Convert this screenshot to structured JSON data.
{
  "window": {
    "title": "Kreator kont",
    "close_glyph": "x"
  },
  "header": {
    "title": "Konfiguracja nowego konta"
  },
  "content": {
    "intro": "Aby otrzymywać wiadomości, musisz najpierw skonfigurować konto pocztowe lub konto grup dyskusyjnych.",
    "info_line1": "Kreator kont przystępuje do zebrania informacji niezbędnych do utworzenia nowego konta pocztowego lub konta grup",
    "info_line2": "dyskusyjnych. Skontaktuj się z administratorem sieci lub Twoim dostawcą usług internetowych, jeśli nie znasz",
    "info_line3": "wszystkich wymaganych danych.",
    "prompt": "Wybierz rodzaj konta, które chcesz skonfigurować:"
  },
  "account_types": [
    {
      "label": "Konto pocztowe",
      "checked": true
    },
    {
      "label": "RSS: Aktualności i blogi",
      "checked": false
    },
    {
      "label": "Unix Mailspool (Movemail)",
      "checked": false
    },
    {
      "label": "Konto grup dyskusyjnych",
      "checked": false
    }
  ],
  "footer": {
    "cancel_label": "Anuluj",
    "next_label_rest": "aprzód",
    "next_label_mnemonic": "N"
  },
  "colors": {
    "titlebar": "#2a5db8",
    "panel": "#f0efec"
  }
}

══════════

Pull every line containing the word "skonfigurować" out of the material and copy it.

**RESULT:**
    "intro": "Aby otrzymywać wiadomości, musisz najpierw skonfigurować konto pocztowe lub konto grup dyskusyjnych.",
    "prompt": "Wybierz rodzaj konta, które chcesz skonfigurować:"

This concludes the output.